■ SOURCE MATERIAL

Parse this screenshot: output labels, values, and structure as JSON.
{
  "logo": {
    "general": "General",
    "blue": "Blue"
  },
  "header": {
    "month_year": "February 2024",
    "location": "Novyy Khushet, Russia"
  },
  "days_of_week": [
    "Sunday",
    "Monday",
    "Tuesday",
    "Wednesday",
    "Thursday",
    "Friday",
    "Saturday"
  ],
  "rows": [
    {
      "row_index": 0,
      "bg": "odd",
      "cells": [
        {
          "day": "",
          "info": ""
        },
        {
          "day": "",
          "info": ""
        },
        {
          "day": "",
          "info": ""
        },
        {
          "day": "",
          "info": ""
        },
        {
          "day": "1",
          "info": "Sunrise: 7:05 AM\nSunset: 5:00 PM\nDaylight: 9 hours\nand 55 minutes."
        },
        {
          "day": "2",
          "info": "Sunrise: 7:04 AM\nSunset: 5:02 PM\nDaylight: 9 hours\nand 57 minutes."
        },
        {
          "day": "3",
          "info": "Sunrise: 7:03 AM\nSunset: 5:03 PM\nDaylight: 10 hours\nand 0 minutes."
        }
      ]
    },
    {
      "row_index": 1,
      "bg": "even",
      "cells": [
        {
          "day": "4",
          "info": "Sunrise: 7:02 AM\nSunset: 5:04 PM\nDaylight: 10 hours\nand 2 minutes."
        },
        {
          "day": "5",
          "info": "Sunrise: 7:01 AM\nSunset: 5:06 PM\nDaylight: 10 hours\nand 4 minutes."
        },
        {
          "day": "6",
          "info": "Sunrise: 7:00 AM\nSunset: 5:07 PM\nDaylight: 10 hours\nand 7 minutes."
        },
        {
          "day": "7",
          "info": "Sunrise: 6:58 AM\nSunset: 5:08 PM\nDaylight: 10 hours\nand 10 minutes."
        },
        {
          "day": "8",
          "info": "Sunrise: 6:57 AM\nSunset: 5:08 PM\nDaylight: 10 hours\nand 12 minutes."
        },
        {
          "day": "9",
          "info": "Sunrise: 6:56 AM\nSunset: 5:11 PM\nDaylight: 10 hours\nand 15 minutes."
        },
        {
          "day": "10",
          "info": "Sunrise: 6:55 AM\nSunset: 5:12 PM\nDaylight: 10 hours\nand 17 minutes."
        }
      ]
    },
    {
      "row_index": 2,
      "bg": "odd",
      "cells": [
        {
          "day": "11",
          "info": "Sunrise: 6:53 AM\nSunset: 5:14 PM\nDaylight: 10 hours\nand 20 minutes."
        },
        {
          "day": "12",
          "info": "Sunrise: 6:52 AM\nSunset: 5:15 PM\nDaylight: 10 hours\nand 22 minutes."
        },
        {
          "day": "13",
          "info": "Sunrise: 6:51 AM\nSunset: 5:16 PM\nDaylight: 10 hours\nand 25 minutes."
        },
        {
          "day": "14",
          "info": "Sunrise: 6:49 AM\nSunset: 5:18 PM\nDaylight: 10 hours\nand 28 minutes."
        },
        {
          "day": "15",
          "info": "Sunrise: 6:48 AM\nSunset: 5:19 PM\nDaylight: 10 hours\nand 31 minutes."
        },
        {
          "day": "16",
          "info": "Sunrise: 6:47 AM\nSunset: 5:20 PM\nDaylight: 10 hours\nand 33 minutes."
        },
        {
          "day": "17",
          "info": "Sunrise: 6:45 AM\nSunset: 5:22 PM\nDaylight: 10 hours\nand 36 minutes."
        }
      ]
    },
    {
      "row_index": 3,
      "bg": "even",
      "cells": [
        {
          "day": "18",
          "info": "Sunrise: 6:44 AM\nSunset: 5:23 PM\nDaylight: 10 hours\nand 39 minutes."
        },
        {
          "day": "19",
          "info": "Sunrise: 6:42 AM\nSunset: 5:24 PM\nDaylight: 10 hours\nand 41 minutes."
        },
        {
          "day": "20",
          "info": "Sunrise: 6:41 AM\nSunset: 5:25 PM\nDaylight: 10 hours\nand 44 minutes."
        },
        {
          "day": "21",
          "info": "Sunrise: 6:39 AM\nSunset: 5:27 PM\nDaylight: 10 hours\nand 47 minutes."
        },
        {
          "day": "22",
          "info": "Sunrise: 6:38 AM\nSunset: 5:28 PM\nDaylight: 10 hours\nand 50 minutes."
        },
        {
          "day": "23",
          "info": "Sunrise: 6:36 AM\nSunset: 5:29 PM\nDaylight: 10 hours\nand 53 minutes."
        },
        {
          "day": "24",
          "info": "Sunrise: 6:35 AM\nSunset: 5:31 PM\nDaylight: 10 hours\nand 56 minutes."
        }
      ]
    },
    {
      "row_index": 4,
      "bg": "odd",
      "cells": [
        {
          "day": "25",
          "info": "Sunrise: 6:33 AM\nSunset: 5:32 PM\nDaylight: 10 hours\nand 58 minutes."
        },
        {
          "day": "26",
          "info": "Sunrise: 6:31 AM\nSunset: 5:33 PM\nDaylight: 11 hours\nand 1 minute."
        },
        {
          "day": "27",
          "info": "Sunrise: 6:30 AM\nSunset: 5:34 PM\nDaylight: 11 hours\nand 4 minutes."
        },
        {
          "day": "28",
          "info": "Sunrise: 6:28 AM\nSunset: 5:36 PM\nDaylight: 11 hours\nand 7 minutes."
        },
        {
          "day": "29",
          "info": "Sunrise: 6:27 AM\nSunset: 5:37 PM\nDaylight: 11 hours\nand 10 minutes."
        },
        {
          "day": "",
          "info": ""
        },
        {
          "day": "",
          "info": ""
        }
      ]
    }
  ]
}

■ THE EXERCISE
Restate the data above word for word, please.

■ CORRECT RESULT
Parse this screenshot: output labels, values, and structure as JSON.
{
  "logo": {
    "general": "General",
    "blue": "Blue"
  },
  "header": {
    "month_year": "February 2024",
    "location": "Novyy Khushet, Russia"
  },
  "days_of_week": [
    "Sunday",
    "Monday",
    "Tuesday",
    "Wednesday",
    "Thursday",
    "Friday",
    "Saturday"
  ],
  "rows": [
    {
      "row_index": 0,
      "bg": "odd",
      "cells": [
        {
          "day": "",
          "info": ""
        },
        {
          "day": "",
          "info": ""
        },
        {
          "day": "",
          "info": ""
        },
        {
          "day": "",
          "info": ""
        },
        {
          "day": "1",
          "info": "Sunrise: 7:05 AM\nSunset: 5:00 PM\nDaylight: 9 hours\nand 55 minutes."
        },
        {
          "day": "2",
          "info": "Sunrise: 7:04 AM\nSunset: 5:02 PM\nDaylight: 9 hours\nand 57 minutes."
        },
        {
          "day": "3",
          "info": "Sunrise: 7:03 AM\nSunset: 5:03 PM\nDaylight: 10 hours\nand 0 minutes."
        }
      ]
    },
    {
      "row_index": 1,
      "bg": "even",
      "cells": [
        {
          "day": "4",
          "info": "Sunrise: 7:02 AM\nSunset: 5:04 PM\nDaylight: 10 hours\nand 2 minutes."
        },
        {
          "day": "5",
          "info": "Sunrise: 7:01 AM\nSunset: 5:06 PM\nDaylight: 10 hours\nand 4 minutes."
        },
        {
          "day": "6",
          "info": "Sunrise: 7:00 AM\nSunset: 5:07 PM\nDaylight: 10 hours\nand 7 minutes."
        },
        {
          "day": "7",
          "info": "Sunrise: 6:58 AM\nSunset: 5:08 PM\nDaylight: 10 hours\nand 10 minutes."
        },
        {
          "day": "8",
          "info": "Sunrise: 6:57 AM\nSunset: 5:08 PM\nDaylight: 10 hours\nand 12 minutes."
        },
        {
          "day": "9",
          "info": "Sunrise: 6:56 AM\nSunset: 5:11 PM\nDaylight: 10 hours\nand 15 minutes."
        },
        {
          "day": "10",
          "info": "Sunrise: 6:55 AM\nSunset: 5:12 PM\nDaylight: 10 hours\nand 17 minutes."
        }
      ]
    },
    {
      "row_index": 2,
      "bg": "odd",
      "cells": [
        {
          "day": "11",
          "info": "Sunrise: 6:53 AM\nSunset: 5:14 PM\nDaylight: 10 hours\nand 20 minutes."
        },
        {
          "day": "12",
          "info": "Sunrise: 6:52 AM\nSunset: 5:15 PM\nDaylight: 10 hours\nand 22 minutes."
        },
        {
          "day": "13",
          "info": "Sunrise: 6:51 AM\nSunset: 5:16 PM\nDaylight: 10 hours\nand 25 minutes."
        },
        {
          "day": "14",
          "info": "Sunrise: 6:49 AM\nSunset: 5:18 PM\nDaylight: 10 hours\nand 28 minutes."
        },
        {
          "day": "15",
          "info": "Sunrise: 6:48 AM\nSunset: 5:19 PM\nDaylight: 10 hours\nand 31 minutes."
        },
        {
          "day": "16",
          "info": "Sunrise: 6:47 AM\nSunset: 5:20 PM\nDaylight: 10 hours\nand 33 minutes."
        },
        {
          "day": "17",
          "info": "Sunrise: 6:45 AM\nSunset: 5:22 PM\nDaylight: 10 hours\nand 36 minutes."
        }
      ]
    },
    {
      "row_index": 3,
      "bg": "even",
      "cells": [
        {
          "day": "18",
          "info": "Sunrise: 6:44 AM\nSunset: 5:23 PM\nDaylight: 10 hours\nand 39 minutes."
        },
        {
          "day": "19",
          "info": "Sunrise: 6:42 AM\nSunset: 5:24 PM\nDaylight: 10 hours\nand 41 minutes."
        },
        {
          "day": "20",
          "info": "Sunrise: 6:41 AM\nSunset: 5:25 PM\nDaylight: 10 hours\nand 44 minutes."
        },
        {
          "day": "21",
          "info": "Sunrise: 6:39 AM\nSunset: 5:27 PM\nDaylight: 10 hours\nand 47 minutes."
        },
        {
          "day": "22",
          "info": "Sunrise: 6:38 AM\nSunset: 5:28 PM\nDaylight: 10 hours\nand 50 minutes."
        },
        {
          "day": "23",
          "info": "Sunrise: 6:36 AM\nSunset: 5:29 PM\nDaylight: 10 hours\nand 53 minutes."
        },
        {
          "day": "24",
          "info": "Sunrise: 6:35 AM\nSunset: 5:31 PM\nDaylight: 10 hours\nand 56 minutes."
        }
      ]
    },
    {
      "row_index": 4,
      "bg": "odd",
      "cells": [
        {
          "day": "25",
          "info": "Sunrise: 6:33 AM\nSunset: 5:32 PM\nDaylight: 10 hours\nand 58 minutes."
        },
        {
          "day": "26",
          "info": "Sunrise: 6:31 AM\nSunset: 5:33 PM\nDaylight: 11 hours\nand 1 minute."
        },
        {
          "day": "27",
          "info": "Sunrise: 6:30 AM\nSunset: 5:34 PM\nDaylight: 11 hours\nand 4 minutes."
        },
        {
          "day": "28",
          "info": "Sunrise: 6:28 AM\nSunset: 5:36 PM\nDaylight: 11 hours\nand 7 minutes."
        },
        {
          "day": "29",
          "info": "Sunrise: 6:27 AM\nSunset: 5:37 PM\nDaylight: 11 hours\nand 10 minutes."
        },
        {
          "day": "",
          "info": ""
        },
        {
          "day": "",
          "info": ""
        }
      ]
    }
  ]
}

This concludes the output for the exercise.